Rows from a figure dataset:
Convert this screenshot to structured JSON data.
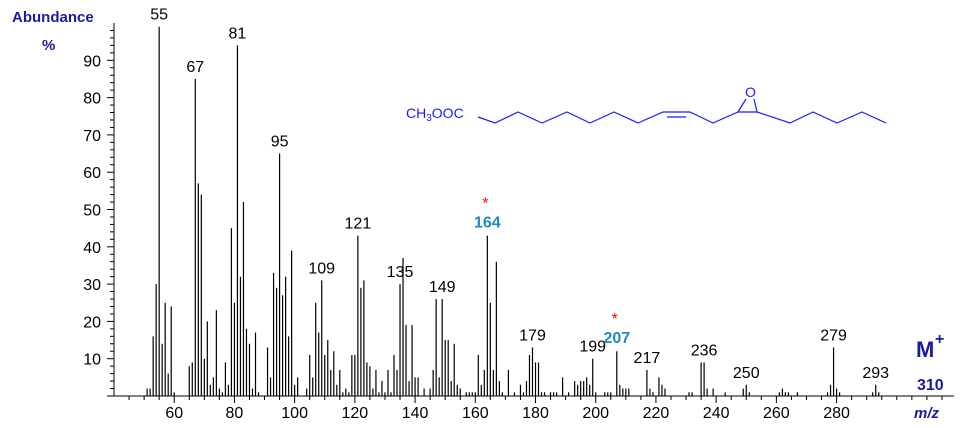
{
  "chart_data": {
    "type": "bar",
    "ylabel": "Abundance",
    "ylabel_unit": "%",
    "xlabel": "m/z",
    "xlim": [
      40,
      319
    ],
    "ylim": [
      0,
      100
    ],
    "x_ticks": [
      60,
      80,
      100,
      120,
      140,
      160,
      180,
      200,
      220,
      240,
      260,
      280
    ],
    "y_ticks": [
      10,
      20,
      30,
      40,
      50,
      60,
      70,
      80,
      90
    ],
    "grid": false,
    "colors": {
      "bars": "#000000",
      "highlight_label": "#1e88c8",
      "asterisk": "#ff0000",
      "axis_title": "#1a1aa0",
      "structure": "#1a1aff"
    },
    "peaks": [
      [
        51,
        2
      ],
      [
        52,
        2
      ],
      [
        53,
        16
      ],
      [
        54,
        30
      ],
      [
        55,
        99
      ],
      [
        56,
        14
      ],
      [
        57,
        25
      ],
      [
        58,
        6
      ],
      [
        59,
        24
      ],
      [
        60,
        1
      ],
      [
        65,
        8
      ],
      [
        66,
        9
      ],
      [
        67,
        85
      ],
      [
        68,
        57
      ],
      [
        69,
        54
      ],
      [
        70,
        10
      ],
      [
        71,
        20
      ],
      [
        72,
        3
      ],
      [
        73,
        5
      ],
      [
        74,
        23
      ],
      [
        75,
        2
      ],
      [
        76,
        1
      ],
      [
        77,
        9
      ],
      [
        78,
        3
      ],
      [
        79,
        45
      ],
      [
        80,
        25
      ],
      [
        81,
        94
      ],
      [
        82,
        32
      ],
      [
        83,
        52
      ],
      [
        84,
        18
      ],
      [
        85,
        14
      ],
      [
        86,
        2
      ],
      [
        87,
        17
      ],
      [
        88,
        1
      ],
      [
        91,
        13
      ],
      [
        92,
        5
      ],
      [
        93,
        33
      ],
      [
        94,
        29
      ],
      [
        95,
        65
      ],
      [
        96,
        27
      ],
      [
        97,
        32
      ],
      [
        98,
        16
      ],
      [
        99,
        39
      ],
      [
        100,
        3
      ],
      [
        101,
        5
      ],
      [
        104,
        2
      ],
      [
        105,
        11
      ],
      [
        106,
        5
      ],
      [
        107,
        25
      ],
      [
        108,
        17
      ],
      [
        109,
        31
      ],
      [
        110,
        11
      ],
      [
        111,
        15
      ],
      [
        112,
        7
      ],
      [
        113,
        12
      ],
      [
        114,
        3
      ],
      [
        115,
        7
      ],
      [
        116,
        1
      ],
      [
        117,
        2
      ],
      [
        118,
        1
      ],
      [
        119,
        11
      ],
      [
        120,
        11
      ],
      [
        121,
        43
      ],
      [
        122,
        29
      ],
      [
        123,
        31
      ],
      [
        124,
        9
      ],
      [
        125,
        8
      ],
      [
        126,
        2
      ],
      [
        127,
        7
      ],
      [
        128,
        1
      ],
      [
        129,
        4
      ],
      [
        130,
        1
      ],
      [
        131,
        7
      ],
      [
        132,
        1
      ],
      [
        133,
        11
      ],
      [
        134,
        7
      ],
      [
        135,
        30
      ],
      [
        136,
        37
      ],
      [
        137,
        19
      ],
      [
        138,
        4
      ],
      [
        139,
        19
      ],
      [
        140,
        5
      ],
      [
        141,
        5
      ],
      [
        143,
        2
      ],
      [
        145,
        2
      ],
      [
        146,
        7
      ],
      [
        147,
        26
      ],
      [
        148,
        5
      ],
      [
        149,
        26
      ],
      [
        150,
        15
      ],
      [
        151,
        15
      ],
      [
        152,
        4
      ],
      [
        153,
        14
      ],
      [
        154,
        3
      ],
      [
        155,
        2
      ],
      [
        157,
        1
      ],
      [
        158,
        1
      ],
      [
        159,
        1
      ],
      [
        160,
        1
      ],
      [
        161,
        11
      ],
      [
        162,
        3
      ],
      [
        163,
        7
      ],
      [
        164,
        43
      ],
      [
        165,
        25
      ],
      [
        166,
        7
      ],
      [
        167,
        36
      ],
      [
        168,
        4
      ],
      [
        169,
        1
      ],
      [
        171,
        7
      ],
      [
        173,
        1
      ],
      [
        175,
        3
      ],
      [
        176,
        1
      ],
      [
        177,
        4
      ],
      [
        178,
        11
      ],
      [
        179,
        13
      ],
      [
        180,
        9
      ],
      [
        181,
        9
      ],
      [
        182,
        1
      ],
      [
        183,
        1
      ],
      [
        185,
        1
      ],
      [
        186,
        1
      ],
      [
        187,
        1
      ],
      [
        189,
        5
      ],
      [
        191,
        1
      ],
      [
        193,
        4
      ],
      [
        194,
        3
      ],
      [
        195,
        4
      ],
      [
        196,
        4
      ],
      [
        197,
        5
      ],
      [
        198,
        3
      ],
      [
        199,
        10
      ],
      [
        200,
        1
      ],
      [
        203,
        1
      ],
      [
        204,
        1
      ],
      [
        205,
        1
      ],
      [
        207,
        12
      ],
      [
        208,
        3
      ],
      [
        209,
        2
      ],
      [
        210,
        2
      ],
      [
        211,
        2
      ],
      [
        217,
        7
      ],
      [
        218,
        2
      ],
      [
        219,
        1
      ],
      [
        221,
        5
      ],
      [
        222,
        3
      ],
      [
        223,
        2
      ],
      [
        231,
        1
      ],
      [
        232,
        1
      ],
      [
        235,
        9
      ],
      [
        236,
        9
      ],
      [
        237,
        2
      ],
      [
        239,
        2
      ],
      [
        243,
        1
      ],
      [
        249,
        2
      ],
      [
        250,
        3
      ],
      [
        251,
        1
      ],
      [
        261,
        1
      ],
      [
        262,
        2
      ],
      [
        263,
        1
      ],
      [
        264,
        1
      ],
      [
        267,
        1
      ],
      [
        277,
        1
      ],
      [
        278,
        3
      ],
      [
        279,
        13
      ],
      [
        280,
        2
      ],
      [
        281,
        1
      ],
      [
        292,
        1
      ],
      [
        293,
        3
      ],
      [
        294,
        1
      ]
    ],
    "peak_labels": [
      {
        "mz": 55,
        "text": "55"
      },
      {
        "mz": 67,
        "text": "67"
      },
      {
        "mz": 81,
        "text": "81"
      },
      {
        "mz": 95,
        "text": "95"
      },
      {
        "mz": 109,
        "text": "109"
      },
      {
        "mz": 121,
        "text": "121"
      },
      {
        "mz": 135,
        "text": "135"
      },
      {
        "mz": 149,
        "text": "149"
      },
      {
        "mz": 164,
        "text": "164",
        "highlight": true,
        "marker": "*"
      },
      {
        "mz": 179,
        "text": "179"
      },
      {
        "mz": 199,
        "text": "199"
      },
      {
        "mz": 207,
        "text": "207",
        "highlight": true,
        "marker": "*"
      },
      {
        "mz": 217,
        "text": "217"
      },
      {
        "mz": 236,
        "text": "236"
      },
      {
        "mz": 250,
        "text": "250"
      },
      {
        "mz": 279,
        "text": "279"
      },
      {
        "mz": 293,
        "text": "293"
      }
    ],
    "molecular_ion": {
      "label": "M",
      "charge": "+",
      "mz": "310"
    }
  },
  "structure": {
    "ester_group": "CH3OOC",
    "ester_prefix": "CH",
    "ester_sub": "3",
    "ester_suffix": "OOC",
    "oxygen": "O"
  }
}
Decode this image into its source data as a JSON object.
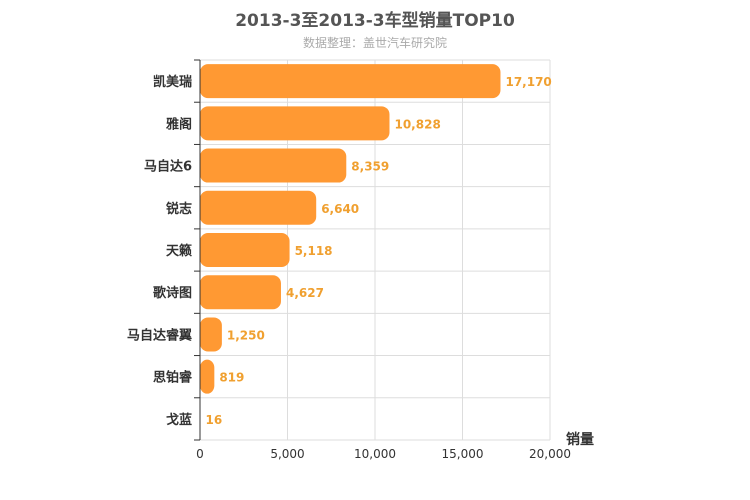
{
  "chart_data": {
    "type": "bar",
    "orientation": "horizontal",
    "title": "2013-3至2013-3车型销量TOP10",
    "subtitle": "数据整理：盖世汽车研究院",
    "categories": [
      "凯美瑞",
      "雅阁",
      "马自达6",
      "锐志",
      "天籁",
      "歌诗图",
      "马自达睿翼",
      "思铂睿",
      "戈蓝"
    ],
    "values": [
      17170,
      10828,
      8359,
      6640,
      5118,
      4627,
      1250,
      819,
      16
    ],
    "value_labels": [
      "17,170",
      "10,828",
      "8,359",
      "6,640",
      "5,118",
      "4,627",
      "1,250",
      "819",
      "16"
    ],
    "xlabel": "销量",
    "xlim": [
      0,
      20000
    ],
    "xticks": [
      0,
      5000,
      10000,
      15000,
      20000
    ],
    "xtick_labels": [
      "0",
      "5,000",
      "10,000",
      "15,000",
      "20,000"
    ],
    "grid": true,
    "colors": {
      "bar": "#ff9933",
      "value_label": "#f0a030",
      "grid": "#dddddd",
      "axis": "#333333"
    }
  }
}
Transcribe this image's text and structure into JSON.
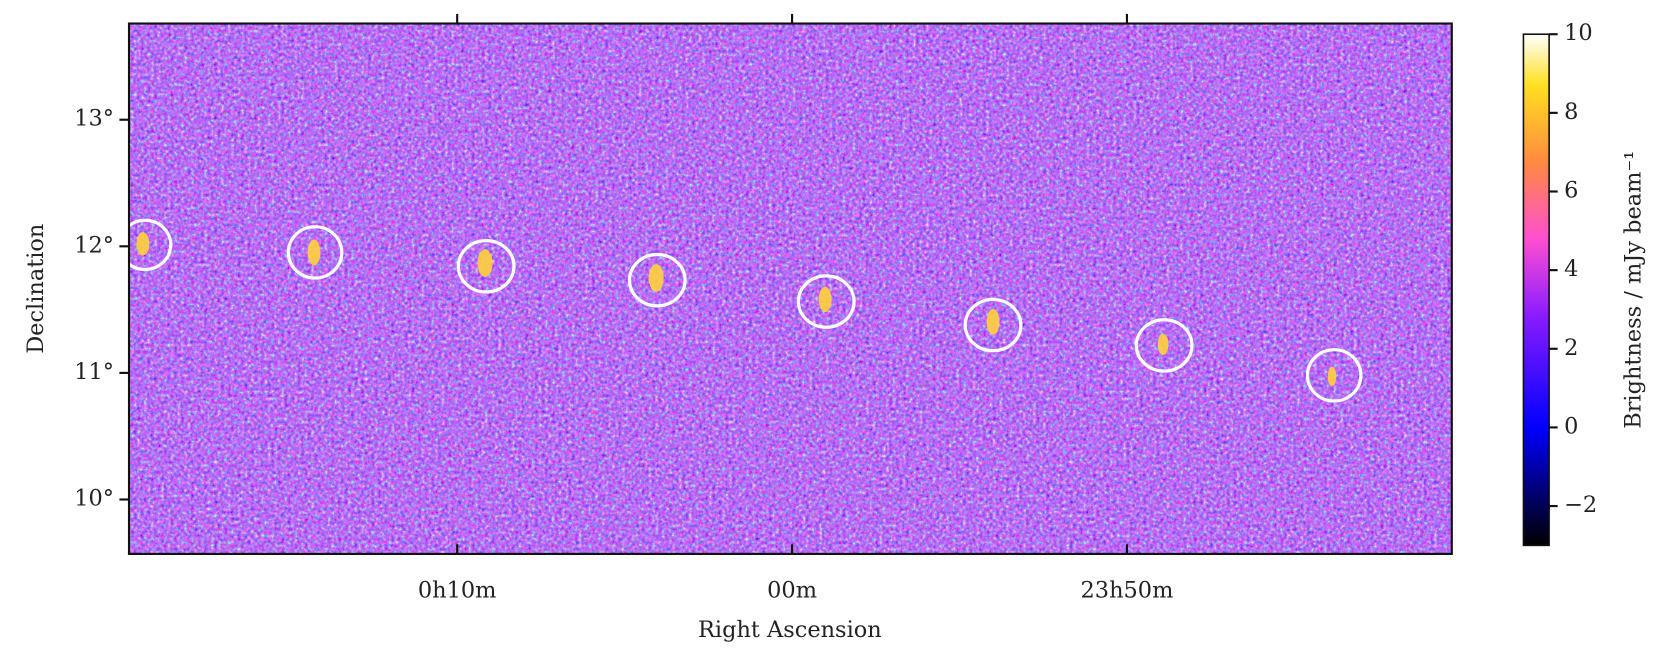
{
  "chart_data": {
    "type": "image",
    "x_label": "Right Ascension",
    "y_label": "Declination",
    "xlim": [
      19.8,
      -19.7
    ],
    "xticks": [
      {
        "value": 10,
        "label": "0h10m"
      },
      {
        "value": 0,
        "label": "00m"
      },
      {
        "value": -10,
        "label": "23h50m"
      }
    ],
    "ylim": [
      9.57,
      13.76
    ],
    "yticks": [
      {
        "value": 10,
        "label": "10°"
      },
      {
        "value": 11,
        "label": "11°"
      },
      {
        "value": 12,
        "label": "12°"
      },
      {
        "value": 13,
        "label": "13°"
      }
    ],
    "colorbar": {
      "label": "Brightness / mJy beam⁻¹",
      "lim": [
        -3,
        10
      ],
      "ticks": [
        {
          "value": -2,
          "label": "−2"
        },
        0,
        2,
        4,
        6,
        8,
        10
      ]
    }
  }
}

Given exercise: Show each line of the listing that holds the string "into".

Exercise response:
Decode this image into its source data as a JSON object.
Transcribe this image's text and structure into JSON.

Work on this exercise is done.